Required work - Wherever a line holds the word "water", copy that line out.

--- START ---

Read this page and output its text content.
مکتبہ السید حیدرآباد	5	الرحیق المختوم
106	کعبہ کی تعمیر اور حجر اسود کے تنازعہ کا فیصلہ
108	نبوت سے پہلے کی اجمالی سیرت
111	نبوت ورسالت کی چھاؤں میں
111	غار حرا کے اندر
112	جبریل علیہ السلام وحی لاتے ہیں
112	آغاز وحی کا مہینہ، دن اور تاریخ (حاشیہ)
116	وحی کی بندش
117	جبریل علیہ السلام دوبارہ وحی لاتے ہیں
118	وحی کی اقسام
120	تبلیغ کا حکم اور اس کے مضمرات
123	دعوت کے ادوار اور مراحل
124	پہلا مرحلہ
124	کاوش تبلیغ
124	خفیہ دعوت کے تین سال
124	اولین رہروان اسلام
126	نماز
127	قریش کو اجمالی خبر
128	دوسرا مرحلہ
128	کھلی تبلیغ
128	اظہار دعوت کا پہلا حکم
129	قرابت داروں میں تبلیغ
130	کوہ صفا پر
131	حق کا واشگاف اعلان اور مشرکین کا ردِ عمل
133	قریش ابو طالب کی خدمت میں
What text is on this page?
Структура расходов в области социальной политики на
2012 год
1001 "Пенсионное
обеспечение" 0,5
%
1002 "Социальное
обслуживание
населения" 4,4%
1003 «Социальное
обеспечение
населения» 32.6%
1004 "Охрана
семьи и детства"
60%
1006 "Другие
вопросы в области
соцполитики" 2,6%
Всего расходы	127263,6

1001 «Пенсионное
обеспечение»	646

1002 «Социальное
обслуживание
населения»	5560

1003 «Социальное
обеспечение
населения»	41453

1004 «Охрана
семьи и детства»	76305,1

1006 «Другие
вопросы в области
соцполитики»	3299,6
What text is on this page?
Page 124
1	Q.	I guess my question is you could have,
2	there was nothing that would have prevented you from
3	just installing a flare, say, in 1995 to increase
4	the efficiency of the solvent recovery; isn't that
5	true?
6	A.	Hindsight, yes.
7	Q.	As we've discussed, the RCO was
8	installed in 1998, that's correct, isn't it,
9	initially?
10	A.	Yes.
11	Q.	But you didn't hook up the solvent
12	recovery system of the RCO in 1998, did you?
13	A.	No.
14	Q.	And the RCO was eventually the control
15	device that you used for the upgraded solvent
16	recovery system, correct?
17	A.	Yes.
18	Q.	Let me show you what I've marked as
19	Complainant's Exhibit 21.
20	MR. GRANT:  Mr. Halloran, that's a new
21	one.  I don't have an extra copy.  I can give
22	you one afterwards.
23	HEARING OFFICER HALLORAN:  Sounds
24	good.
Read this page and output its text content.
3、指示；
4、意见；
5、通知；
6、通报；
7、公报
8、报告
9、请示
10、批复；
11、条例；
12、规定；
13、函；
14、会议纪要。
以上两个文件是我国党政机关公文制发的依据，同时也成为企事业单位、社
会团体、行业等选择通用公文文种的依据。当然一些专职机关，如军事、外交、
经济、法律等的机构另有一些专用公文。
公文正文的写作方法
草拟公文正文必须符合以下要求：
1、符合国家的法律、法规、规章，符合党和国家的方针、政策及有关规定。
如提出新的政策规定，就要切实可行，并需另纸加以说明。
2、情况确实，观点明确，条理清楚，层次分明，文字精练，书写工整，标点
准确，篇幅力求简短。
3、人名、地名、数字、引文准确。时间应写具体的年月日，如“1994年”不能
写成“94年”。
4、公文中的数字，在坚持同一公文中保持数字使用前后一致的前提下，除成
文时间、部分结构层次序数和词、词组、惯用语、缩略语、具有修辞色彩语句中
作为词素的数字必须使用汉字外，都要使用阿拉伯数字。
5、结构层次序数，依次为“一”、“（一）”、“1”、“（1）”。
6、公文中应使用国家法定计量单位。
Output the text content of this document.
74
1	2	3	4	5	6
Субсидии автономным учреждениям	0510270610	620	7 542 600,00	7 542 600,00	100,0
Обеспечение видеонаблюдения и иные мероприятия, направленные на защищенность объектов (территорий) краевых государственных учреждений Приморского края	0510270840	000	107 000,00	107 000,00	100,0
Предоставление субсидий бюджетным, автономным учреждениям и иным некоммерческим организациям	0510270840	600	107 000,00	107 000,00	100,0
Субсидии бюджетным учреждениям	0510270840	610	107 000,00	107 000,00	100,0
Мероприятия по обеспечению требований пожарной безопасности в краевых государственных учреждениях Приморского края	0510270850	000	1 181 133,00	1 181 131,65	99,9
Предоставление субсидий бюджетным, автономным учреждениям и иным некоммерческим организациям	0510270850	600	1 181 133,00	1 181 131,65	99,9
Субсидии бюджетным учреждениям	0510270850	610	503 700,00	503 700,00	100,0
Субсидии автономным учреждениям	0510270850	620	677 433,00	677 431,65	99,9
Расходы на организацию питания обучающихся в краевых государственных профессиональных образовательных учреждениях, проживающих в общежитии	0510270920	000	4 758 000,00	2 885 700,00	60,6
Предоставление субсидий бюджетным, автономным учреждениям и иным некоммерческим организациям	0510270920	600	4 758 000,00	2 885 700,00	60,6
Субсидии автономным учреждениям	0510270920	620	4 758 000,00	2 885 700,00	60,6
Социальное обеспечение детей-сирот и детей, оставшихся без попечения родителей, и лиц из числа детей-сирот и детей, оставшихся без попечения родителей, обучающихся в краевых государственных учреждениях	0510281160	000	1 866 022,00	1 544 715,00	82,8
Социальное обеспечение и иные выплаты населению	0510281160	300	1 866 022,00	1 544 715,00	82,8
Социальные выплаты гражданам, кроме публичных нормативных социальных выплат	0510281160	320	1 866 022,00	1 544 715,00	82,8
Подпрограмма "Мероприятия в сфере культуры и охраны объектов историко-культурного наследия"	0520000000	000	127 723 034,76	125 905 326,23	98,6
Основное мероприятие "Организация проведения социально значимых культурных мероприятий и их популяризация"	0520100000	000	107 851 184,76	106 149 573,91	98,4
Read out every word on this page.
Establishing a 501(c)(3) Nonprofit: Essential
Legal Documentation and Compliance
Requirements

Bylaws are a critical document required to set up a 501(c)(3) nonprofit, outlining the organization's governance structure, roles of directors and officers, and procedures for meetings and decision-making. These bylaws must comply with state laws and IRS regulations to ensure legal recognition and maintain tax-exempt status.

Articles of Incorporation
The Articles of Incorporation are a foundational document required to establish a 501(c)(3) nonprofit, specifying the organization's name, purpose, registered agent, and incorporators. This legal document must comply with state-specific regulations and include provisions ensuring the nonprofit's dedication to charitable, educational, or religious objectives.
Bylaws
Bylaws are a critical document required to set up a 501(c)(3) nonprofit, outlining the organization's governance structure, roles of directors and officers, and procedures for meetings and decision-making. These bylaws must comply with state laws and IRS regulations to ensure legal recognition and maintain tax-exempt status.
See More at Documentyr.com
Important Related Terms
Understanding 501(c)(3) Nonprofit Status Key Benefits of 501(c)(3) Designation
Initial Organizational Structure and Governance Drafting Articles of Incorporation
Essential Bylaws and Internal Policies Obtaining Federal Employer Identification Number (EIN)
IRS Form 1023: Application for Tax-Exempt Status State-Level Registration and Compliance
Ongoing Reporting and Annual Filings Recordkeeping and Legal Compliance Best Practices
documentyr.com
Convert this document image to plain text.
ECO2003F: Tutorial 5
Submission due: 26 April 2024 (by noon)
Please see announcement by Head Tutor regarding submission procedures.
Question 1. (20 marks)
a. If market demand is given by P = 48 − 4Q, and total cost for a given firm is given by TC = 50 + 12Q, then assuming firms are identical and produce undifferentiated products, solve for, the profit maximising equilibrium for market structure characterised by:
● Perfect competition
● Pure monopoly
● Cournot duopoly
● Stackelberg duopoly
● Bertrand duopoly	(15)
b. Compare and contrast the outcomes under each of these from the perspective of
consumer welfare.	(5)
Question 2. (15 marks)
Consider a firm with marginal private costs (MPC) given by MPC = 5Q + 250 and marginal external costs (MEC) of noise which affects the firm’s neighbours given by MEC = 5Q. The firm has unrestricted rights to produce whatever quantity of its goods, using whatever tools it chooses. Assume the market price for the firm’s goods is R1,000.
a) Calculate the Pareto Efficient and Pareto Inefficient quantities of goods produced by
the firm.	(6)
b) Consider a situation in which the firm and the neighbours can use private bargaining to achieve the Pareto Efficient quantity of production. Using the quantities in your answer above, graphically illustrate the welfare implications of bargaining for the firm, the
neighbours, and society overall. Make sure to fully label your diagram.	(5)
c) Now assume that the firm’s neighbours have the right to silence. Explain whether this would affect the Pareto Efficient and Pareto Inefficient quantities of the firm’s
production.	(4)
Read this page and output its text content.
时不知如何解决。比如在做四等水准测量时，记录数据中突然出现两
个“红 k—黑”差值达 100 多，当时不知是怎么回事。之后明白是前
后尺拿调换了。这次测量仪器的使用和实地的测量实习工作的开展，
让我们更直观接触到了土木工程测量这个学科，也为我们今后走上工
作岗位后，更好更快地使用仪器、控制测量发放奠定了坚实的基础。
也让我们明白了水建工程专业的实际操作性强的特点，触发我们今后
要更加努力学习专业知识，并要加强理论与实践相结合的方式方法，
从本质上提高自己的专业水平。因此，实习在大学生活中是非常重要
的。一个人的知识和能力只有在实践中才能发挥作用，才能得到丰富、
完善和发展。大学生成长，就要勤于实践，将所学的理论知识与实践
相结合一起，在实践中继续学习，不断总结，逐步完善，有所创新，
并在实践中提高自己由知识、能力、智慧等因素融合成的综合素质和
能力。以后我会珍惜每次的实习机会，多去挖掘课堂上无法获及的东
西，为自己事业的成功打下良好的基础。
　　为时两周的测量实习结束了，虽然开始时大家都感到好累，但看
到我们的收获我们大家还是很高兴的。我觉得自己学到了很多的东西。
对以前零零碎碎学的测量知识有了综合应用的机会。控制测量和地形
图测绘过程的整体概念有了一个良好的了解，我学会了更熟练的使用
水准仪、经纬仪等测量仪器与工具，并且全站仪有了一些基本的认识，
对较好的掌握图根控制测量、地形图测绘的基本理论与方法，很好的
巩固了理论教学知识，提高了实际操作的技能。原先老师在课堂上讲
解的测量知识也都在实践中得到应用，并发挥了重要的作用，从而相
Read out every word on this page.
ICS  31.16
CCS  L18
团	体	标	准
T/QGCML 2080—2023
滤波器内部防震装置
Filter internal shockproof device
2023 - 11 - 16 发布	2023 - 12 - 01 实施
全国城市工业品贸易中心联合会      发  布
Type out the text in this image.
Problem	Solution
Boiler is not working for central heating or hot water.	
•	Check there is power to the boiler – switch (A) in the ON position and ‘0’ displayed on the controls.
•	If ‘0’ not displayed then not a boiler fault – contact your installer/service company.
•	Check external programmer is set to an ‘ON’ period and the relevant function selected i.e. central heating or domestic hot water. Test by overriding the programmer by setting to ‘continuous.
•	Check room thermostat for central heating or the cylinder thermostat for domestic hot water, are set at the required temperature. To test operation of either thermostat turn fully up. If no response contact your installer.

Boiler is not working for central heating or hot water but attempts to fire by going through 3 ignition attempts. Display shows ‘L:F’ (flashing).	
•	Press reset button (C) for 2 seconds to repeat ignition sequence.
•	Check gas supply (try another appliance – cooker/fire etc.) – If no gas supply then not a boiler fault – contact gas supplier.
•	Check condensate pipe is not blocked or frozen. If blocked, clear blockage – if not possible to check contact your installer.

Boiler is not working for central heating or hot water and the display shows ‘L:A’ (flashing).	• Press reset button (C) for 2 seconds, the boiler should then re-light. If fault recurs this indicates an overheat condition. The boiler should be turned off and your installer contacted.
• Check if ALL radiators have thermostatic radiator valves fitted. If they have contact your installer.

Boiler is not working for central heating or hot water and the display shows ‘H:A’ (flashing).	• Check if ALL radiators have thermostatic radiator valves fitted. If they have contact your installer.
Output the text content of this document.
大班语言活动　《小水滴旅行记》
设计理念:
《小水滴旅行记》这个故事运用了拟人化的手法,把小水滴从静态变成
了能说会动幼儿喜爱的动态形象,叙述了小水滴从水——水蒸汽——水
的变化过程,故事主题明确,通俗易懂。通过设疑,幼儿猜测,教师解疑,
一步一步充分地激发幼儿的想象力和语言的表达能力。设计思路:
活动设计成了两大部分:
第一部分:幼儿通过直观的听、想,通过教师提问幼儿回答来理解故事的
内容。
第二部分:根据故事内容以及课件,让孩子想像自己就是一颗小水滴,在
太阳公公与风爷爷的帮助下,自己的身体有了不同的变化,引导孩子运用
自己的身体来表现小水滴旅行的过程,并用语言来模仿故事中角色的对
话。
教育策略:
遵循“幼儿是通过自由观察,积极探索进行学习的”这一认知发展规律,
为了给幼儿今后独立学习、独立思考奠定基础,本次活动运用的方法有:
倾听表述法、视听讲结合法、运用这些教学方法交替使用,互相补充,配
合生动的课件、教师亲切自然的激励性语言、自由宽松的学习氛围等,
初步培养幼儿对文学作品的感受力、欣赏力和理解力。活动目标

--- END ---

Answer to the task -
Boiler is not working for central heating or hot water.	
•	Check external programmer is set to an ‘ON’ period and the relevant function selected i.e. central heating or domestic hot water. Test by overriding the programmer by setting to ‘continuous.
•	Check room thermostat for central heating or the cylinder thermostat for domestic hot water, are set at the required temperature. To test operation of either thermostat turn fully up. If no response contact your installer.
Boiler is not working for central heating or hot water but attempts to fire by going through 3 ignition attempts. Display shows ‘L:F’ (flashing).	
Boiler is not working for central heating or hot water and the display shows ‘L:A’ (flashing).	• Press reset button (C) for 2 seconds, the boiler should then re-light. If fault recurs this indicates an overheat condition. The boiler should be turned off and your installer contacted.
Boiler is not working for central heating or hot water and the display shows ‘H:A’ (flashing).	• Check if ALL radiators have thermostatic radiator valves fitted. If they have contact your installer.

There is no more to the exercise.